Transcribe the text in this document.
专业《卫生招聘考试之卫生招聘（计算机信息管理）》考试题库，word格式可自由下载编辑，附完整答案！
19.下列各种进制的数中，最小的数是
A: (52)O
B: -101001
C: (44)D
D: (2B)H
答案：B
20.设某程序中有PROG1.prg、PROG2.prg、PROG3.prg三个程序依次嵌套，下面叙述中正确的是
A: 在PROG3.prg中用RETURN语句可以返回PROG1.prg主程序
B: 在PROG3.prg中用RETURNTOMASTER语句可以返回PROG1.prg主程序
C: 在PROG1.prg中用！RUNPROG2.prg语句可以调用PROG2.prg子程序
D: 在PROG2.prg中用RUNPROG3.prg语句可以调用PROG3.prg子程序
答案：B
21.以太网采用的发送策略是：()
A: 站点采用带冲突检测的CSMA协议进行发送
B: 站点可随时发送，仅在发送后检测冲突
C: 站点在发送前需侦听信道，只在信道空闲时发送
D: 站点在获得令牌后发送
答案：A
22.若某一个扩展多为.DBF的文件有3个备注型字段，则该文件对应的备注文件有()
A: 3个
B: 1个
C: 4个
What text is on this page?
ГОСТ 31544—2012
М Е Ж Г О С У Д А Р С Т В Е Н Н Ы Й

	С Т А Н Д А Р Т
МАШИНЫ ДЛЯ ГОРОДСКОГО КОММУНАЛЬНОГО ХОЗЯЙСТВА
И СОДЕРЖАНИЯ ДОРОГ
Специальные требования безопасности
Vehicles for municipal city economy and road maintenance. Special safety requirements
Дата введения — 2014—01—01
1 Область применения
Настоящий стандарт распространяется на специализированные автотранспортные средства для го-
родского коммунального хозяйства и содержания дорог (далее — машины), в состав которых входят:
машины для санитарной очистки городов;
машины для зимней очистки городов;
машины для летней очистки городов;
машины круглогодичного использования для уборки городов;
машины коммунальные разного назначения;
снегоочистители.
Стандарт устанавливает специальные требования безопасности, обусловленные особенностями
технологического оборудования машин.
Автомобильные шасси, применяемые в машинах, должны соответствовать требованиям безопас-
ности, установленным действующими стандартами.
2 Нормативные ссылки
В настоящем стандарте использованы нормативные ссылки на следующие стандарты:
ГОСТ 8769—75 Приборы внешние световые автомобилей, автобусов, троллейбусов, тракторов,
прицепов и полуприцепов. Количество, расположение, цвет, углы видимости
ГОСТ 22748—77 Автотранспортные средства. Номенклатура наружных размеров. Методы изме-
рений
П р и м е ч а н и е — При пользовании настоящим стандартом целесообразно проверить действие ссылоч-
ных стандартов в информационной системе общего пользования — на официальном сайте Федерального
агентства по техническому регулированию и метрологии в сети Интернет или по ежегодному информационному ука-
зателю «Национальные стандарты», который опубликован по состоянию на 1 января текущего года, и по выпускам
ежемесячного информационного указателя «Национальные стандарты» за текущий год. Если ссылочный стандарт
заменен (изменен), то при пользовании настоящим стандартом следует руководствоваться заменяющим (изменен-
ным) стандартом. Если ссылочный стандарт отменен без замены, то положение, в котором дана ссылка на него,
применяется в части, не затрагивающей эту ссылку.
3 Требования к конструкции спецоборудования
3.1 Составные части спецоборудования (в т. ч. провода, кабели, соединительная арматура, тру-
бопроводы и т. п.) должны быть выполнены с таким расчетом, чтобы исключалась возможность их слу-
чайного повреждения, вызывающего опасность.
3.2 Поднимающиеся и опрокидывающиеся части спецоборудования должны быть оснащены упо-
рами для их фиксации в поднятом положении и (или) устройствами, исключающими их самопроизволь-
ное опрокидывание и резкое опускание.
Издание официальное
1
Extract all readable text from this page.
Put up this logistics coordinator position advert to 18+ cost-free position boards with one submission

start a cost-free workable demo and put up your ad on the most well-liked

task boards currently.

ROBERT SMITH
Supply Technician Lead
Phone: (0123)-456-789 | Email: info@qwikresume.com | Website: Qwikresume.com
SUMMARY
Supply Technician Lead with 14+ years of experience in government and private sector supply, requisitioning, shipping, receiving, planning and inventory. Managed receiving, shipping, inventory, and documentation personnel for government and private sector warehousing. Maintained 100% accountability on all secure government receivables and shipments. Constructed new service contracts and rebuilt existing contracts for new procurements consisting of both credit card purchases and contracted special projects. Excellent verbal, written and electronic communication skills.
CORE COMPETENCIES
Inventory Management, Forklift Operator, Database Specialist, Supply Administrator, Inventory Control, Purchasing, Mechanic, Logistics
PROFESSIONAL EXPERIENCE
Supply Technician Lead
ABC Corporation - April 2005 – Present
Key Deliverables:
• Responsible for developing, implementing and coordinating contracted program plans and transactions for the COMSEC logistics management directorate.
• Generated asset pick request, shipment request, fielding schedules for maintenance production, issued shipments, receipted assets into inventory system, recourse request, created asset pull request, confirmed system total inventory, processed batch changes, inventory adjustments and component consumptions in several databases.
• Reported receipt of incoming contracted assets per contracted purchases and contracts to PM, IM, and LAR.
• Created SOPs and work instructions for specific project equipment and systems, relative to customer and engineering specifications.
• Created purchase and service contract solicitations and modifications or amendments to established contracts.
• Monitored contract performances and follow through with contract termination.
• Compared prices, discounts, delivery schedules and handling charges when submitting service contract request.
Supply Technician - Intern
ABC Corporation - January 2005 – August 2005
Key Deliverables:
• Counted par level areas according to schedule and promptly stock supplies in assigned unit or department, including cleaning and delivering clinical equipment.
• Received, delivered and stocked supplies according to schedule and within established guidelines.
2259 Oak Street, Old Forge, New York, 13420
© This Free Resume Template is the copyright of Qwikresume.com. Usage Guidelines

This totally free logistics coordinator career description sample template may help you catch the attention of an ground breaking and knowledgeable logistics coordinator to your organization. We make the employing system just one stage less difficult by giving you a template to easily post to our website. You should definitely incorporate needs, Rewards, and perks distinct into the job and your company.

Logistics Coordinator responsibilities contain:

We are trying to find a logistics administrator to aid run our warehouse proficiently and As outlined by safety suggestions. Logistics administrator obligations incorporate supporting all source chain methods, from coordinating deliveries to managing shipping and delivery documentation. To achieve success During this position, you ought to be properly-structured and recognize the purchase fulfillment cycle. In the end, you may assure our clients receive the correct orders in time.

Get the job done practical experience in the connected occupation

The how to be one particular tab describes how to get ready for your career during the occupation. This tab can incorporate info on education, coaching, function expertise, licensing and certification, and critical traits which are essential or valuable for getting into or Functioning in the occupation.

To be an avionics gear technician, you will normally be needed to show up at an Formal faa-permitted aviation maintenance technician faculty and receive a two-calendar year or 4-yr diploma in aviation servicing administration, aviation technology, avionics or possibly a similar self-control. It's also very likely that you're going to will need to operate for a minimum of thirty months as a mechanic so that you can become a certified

EXERCISE DETAILS: Using the listing above, work out how many of its lines include "ссылки", and give only the result.

SOLUTION TO THE PROBLEM: 2